EXERCISE DESCRIPTION: Hunt for the word "content" across the entries below, copying each line that holds it.

═══ EXTRACTED DATA

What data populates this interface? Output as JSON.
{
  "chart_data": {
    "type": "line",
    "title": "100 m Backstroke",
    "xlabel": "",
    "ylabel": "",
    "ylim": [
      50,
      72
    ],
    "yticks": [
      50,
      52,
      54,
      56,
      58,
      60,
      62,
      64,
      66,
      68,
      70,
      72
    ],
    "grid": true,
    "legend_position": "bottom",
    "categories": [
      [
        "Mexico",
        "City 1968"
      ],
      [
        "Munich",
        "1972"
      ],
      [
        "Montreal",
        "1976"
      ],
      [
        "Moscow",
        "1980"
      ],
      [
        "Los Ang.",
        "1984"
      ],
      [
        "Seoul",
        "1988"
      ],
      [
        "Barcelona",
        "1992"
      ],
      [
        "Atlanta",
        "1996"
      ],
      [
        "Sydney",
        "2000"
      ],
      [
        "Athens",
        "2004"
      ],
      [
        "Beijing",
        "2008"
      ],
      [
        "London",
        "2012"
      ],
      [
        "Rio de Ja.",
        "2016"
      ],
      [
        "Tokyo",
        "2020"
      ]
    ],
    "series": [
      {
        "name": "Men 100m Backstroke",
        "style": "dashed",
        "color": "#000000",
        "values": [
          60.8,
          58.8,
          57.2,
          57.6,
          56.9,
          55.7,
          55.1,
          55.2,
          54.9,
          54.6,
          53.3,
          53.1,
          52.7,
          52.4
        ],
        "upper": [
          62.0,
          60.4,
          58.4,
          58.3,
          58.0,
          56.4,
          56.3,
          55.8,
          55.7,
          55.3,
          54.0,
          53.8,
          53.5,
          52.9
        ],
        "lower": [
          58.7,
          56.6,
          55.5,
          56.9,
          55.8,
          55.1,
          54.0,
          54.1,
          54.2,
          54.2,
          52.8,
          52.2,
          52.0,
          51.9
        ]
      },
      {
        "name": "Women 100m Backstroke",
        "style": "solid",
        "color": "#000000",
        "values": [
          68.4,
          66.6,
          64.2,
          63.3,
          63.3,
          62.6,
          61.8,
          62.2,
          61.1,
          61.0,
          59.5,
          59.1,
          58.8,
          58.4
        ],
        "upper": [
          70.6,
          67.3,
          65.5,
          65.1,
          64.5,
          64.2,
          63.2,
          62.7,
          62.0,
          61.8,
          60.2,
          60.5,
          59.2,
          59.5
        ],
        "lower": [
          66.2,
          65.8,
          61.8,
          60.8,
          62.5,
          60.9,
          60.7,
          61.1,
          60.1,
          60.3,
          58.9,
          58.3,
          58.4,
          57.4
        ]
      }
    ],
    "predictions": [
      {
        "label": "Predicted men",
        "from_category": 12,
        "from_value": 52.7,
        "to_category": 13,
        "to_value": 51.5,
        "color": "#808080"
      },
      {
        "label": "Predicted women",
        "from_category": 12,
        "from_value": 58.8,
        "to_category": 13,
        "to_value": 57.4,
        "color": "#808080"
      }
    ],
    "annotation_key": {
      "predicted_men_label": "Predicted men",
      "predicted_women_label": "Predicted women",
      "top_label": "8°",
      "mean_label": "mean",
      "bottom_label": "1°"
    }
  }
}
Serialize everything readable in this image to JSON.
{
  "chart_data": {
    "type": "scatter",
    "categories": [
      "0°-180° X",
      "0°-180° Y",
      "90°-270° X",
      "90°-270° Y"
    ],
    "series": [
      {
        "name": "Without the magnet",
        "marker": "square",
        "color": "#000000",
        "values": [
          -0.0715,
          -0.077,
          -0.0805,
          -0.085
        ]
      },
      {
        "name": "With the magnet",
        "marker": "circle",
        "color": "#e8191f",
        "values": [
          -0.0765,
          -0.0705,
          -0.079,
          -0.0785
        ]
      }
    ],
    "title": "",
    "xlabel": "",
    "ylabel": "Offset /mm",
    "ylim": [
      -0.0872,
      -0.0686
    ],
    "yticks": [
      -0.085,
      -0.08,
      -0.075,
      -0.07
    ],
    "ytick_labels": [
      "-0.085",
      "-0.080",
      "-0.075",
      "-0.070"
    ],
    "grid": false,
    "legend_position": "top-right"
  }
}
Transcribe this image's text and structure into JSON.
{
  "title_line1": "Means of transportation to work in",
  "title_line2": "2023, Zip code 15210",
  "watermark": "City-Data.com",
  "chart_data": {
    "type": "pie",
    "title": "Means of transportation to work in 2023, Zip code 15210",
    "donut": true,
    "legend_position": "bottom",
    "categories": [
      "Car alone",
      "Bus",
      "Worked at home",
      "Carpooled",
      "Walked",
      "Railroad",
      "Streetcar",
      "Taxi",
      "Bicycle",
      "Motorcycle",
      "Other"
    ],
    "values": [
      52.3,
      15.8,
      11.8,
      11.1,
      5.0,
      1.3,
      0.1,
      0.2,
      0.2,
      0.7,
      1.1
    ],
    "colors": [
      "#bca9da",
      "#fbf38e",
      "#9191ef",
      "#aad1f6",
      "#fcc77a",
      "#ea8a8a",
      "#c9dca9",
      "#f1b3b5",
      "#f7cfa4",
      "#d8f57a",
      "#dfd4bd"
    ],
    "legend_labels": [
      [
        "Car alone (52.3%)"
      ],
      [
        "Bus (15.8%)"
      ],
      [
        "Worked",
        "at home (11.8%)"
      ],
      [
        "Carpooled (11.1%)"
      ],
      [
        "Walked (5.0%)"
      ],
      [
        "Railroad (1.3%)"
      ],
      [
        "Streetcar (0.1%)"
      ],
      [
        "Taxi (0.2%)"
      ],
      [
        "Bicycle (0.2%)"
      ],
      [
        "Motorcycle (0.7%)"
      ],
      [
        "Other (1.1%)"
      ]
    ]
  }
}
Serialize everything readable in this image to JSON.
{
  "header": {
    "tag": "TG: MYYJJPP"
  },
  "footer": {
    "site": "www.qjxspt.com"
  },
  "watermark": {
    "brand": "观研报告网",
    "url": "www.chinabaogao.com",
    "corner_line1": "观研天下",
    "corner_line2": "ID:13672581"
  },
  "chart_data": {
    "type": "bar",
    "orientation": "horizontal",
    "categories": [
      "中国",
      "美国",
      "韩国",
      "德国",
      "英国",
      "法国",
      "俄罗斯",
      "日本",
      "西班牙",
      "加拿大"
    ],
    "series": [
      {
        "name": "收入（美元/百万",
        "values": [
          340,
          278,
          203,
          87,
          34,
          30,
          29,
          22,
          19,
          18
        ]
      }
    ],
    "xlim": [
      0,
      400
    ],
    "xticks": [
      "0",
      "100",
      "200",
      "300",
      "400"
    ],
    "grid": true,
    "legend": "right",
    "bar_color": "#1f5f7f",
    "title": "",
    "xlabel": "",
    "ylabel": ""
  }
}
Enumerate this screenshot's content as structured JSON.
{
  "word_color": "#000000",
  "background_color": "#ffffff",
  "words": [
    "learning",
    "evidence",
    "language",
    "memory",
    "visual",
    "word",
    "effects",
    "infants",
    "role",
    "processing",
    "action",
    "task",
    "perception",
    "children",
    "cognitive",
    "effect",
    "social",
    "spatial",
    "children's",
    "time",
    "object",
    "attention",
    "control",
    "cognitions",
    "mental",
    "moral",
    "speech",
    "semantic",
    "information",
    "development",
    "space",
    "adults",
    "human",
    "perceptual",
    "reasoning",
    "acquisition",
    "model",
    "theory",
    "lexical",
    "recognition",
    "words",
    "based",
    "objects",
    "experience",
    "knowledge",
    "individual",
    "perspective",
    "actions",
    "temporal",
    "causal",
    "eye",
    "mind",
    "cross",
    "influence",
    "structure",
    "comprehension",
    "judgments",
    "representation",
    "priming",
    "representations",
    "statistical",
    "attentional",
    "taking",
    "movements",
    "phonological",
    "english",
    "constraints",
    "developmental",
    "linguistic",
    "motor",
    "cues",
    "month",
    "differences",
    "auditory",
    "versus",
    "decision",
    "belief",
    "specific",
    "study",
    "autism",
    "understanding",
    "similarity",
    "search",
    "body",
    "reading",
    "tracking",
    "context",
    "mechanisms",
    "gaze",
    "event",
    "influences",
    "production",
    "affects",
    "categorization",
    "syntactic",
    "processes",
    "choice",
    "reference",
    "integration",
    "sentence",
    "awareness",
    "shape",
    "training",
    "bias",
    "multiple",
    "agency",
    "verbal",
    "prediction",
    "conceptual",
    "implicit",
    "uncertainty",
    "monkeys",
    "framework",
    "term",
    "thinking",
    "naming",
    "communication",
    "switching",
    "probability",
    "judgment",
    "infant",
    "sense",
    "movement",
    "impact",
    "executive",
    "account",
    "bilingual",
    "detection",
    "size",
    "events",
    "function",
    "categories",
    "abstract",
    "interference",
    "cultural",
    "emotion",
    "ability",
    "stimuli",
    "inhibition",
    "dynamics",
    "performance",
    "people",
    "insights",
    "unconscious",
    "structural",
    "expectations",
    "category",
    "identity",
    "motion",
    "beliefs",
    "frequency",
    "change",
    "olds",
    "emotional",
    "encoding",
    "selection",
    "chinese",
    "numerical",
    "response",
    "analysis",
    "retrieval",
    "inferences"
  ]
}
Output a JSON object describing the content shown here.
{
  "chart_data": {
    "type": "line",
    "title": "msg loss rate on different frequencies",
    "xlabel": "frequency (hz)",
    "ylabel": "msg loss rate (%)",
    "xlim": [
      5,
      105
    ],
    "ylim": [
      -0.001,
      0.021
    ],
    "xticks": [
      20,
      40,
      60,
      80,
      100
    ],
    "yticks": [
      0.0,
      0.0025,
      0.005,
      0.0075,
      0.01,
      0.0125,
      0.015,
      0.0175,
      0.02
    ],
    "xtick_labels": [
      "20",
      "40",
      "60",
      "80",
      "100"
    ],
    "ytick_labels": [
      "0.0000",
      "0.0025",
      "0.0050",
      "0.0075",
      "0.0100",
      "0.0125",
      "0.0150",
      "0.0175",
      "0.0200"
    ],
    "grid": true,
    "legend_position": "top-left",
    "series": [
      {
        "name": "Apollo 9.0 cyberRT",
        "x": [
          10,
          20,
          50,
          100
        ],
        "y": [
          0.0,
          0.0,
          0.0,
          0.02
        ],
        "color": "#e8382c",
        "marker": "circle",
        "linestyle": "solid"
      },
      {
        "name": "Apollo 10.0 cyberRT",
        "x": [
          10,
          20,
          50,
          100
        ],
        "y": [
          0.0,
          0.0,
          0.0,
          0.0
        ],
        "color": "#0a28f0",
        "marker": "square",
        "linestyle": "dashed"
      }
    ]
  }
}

══════

ANSWER TO THIS PROBLEM:
Enumerate this screenshot's content as structured JSON.
Output a JSON object describing the content shown here.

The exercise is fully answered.